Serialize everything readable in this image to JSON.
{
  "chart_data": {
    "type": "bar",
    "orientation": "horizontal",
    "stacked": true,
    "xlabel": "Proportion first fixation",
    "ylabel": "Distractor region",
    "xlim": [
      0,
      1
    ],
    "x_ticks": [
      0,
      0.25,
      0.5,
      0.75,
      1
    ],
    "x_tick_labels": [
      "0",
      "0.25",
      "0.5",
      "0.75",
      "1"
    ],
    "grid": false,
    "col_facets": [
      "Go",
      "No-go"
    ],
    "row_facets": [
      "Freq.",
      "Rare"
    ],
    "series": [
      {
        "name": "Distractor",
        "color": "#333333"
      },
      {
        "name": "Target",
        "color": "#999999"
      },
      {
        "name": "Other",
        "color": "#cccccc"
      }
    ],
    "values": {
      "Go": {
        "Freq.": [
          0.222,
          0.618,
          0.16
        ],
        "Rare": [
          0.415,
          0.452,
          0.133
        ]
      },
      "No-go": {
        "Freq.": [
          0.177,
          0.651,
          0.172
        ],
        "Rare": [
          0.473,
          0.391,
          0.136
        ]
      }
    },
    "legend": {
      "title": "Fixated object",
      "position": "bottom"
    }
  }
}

● Required work
Within the listing above, find every line containing the string "name" and return it.

● Output of the exercise
        "name": "Distractor",
        "name": "Target",
        "name": "Other",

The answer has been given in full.